- BRIEF
Switch "Output power" to "Output level" in the lines starting with the first line of the records and going on through the line with "i need the location". Give back only those lines, with nothing else changed.

- RECORDS TO USE
## begin

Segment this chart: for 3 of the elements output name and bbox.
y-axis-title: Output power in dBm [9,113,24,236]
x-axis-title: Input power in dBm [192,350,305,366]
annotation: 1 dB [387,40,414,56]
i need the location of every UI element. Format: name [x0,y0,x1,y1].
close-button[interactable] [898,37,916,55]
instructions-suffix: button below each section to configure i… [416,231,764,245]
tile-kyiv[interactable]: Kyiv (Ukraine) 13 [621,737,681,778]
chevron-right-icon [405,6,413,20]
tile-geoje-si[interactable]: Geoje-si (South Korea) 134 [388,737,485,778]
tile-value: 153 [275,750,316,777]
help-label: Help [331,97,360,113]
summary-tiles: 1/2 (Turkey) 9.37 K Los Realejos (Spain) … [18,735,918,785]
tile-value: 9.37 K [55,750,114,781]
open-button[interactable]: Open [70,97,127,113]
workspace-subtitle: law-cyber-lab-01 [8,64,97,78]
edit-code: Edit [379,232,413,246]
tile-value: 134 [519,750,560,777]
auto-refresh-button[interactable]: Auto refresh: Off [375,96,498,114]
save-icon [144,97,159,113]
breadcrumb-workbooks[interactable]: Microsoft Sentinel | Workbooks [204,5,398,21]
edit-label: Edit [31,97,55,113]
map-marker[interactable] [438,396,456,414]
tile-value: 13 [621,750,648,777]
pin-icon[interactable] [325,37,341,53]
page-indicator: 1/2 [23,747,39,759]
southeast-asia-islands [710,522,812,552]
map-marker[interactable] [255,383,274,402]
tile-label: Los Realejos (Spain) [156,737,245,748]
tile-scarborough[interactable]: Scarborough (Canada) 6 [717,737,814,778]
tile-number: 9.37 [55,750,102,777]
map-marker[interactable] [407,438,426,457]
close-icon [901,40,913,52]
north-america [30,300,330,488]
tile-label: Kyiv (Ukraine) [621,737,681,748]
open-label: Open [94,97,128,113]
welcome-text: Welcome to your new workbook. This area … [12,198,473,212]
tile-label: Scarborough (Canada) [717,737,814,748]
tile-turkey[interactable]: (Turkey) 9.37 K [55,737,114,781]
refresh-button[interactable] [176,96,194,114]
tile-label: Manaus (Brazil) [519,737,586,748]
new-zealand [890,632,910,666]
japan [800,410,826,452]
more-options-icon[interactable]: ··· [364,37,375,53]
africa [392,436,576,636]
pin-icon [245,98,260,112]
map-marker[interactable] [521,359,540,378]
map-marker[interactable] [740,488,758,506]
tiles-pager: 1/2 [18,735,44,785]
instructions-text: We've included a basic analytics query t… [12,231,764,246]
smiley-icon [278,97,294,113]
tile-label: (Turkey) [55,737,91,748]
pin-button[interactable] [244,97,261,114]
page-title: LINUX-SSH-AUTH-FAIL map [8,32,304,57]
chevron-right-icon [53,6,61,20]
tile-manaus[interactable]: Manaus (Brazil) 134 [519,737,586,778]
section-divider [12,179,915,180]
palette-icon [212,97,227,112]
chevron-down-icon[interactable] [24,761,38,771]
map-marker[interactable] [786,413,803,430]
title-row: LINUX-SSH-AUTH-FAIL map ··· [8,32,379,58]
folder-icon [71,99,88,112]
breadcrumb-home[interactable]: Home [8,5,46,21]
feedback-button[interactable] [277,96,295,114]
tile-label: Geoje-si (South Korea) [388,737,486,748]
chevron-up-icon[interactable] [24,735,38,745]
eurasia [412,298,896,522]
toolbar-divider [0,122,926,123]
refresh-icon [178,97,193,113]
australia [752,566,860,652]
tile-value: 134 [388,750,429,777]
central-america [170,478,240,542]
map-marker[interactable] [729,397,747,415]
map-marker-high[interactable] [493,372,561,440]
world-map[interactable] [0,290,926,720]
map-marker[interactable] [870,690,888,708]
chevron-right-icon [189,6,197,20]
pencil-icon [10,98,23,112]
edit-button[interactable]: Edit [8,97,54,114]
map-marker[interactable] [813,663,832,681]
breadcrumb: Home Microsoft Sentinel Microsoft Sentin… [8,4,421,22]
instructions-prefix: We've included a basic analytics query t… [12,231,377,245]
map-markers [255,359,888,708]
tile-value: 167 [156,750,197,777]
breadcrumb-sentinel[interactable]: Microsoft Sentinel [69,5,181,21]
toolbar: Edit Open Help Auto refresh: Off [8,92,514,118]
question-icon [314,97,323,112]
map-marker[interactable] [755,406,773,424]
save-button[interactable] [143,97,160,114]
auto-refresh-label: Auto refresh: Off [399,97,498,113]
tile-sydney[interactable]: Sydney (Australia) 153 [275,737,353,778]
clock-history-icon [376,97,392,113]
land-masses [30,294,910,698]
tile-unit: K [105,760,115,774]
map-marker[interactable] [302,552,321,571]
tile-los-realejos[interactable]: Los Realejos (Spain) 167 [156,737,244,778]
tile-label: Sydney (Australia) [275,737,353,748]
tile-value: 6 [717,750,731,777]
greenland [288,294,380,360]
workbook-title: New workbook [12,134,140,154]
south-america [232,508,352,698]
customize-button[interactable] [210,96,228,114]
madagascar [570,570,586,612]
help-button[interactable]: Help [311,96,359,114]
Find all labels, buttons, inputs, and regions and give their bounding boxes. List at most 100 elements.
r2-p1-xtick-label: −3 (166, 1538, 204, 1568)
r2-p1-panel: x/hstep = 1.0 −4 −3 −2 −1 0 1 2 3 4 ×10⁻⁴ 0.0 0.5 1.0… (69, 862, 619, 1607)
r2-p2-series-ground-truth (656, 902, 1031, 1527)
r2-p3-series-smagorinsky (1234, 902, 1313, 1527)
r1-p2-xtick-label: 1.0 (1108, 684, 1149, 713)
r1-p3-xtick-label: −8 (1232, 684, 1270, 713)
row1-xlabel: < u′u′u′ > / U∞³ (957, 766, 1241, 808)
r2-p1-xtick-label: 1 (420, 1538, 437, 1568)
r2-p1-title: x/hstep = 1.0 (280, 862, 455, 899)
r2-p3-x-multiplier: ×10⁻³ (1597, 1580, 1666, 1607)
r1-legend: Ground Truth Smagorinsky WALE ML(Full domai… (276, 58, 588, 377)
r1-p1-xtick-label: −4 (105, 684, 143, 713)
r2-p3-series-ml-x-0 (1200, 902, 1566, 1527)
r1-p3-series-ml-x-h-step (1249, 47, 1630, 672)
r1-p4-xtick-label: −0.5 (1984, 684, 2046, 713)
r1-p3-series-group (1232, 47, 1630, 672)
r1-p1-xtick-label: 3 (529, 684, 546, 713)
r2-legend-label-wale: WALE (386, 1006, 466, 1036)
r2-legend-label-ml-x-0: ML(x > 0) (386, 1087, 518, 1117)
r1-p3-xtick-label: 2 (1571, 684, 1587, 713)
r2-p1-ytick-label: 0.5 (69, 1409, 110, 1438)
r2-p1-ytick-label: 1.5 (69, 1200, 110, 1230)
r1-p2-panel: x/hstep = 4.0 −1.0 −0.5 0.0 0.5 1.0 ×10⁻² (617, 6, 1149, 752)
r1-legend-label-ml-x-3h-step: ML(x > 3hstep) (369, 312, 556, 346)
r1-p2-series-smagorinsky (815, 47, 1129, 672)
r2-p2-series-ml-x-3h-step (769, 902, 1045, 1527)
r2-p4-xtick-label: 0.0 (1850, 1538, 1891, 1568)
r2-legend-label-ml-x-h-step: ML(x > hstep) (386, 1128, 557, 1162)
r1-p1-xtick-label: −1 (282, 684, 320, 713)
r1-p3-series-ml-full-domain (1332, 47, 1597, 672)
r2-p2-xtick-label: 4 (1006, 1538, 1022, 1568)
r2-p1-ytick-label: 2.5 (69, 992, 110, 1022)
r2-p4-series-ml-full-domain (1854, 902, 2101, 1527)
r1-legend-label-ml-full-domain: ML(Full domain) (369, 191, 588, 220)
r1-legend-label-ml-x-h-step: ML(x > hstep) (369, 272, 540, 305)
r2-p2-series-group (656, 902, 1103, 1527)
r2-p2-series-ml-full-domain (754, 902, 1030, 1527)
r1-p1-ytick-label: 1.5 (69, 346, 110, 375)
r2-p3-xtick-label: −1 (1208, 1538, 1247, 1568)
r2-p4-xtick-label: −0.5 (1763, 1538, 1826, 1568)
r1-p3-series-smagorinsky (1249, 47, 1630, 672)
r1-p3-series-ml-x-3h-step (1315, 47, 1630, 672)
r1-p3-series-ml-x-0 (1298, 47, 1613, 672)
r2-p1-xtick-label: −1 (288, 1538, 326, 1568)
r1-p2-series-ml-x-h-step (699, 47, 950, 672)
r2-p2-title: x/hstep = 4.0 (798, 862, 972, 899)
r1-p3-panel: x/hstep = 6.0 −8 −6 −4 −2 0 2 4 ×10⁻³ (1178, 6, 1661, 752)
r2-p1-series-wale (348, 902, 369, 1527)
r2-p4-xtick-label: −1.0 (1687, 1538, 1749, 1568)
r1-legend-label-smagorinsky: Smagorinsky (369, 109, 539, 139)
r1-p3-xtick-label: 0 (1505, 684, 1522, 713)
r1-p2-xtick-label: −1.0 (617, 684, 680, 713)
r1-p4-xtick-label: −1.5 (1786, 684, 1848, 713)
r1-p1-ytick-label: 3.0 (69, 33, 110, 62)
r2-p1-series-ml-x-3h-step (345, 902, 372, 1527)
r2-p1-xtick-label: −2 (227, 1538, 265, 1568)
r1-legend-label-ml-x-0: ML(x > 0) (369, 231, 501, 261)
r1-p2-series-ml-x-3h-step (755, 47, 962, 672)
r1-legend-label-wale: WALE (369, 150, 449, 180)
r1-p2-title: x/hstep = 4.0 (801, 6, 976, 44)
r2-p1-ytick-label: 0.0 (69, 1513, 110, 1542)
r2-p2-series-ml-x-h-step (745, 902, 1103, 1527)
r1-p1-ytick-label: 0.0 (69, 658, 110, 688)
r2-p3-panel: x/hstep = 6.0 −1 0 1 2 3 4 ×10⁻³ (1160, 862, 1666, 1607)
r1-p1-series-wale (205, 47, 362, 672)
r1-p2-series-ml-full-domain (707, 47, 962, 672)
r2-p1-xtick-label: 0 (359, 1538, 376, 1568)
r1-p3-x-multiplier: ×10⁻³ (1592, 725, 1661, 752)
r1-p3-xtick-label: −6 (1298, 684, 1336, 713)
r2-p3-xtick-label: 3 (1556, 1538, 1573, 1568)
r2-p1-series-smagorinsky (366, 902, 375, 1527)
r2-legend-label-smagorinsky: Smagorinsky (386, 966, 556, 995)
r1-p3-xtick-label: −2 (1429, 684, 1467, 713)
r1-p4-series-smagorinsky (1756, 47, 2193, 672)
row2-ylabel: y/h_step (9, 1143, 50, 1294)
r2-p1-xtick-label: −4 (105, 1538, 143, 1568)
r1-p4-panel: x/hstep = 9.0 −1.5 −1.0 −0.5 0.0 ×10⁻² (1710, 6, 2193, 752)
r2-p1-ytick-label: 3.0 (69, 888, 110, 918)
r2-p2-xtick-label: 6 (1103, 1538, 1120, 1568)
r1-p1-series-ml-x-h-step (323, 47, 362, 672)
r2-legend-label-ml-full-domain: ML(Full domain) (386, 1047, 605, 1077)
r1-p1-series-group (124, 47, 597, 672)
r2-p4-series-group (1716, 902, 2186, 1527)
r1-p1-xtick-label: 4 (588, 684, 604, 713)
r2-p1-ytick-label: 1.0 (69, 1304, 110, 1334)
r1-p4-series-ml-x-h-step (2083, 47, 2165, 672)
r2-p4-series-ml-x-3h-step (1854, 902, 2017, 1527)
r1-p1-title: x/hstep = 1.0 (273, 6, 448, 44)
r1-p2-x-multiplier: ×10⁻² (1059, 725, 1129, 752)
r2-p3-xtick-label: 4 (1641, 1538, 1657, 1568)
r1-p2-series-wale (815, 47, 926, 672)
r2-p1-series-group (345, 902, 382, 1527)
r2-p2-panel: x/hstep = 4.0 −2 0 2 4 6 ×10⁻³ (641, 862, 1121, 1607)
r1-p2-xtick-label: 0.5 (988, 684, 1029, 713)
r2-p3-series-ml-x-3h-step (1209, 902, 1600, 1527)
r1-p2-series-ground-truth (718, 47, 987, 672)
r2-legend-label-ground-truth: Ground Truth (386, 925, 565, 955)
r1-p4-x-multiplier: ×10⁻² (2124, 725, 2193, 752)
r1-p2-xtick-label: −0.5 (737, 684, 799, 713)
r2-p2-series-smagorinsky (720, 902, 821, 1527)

## end

- SOLUTION
Segment this chart: for 3 of the elements output name and bbox.
y-axis-title: Output level in dBm [9,113,24,236]
x-axis-title: Input power in dBm [192,350,305,366]
annotation: 1 dB [387,40,414,56]
i need the location of every UI element. Format: name [x0,y0,x1,y1].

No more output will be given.